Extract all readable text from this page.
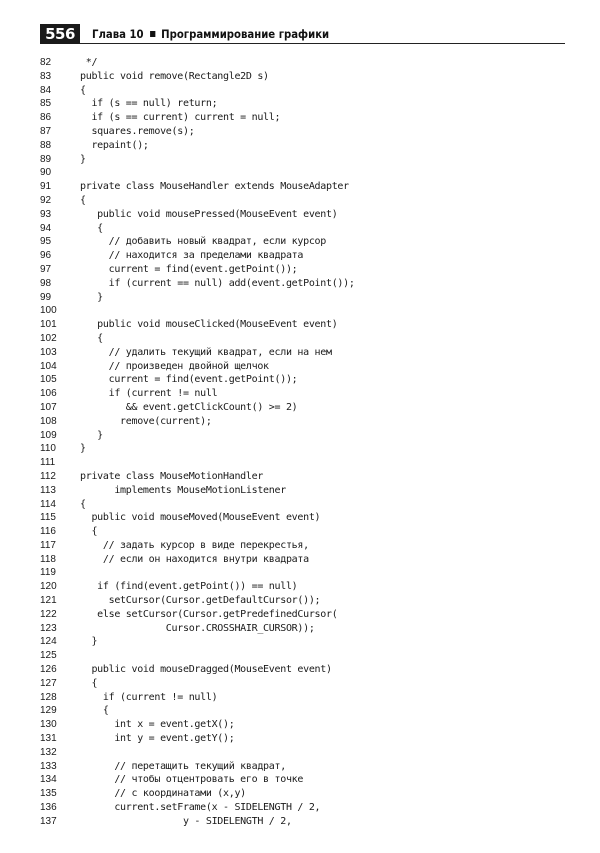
556	Глава 10 Программирование графики
82	*/
83	public void remove(Rectangle2D s)
84	{
85	if (s == null) return;
86	if (s == current) current = null;
87	squares.remove(s);
88	repaint();
89	}
90
91	private class MouseHandler extends MouseAdapter
92	{
93	public void mousePressed(MouseEvent event)
94	{
95	// добавить новый квадрат, если курсор
96	// находится за пределами квадрата
97	current = find(event.getPoint());
98	if (current == null) add(event.getPoint());
99	}
100
101	public void mouseClicked(MouseEvent event)
102	{
103	// удалить текущий квадрат, если на нем
104	// произведен двойной щелчок
105	current = find(event.getPoint());
106	if (current != null
107	&& event.getClickCount() >= 2)
108	remove(current);
109	}
110	}
111
112	private class MouseMotionHandler
113	implements MouseMotionListener
114	{
115	public void mouseMoved(MouseEvent event)
116	{
117	// задать курсор в виде перекрестья,
118	// если он находится внутри квадрата
119
120	if (find(event.getPoint()) == null)
121	setCursor(Cursor.getDefaultCursor());
122	else setCursor(Cursor.getPredefinedCursor(
123	Cursor.CROSSHAIR_CURSOR));
124	}
125
126	public void mouseDragged(MouseEvent event)
127	{
128	if (current != null)
129	{
130	int x = event.getX();
131	int y = event.getY();
132
133	// перетащить текущий квадрат,
134	// чтобы отцентровать его в точке
135	// с координатами (x,y)
136	current.setFrame(x - SIDELENGTH / 2,
137	y - SIDELENGTH / 2,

· · · ·

◆ Set problem ◆
Without including any pictures, print all of the material exactly as given.

◆ Finished task ◆
Extract all readable text from this page.
556	Глава 10 Программирование графики
82	*/
83	public void remove(Rectangle2D s)
84	{
85	if (s == null) return;
86	if (s == current) current = null;
87	squares.remove(s);
88	repaint();
89	}
90
91	private class MouseHandler extends MouseAdapter
92	{
93	public void mousePressed(MouseEvent event)
94	{
95	// добавить новый квадрат, если курсор
96	// находится за пределами квадрата
97	current = find(event.getPoint());
98	if (current == null) add(event.getPoint());
99	}
100
101	public void mouseClicked(MouseEvent event)
102	{
103	// удалить текущий квадрат, если на нем
104	// произведен двойной щелчок
105	current = find(event.getPoint());
106	if (current != null
107	&& event.getClickCount() >= 2)
108	remove(current);
109	}
110	}
111
112	private class MouseMotionHandler
113	implements MouseMotionListener
114	{
115	public void mouseMoved(MouseEvent event)
116	{
117	// задать курсор в виде перекрестья,
118	// если он находится внутри квадрата
119
120	if (find(event.getPoint()) == null)
121	setCursor(Cursor.getDefaultCursor());
122	else setCursor(Cursor.getPredefinedCursor(
123	Cursor.CROSSHAIR_CURSOR));
124	}
125
126	public void mouseDragged(MouseEvent event)
127	{
128	if (current != null)
129	{
130	int x = event.getX();
131	int y = event.getY();
132
133	// перетащить текущий квадрат,
134	// чтобы отцентровать его в точке
135	// с координатами (x,y)
136	current.setFrame(x - SIDELENGTH / 2,
137	y - SIDELENGTH / 2,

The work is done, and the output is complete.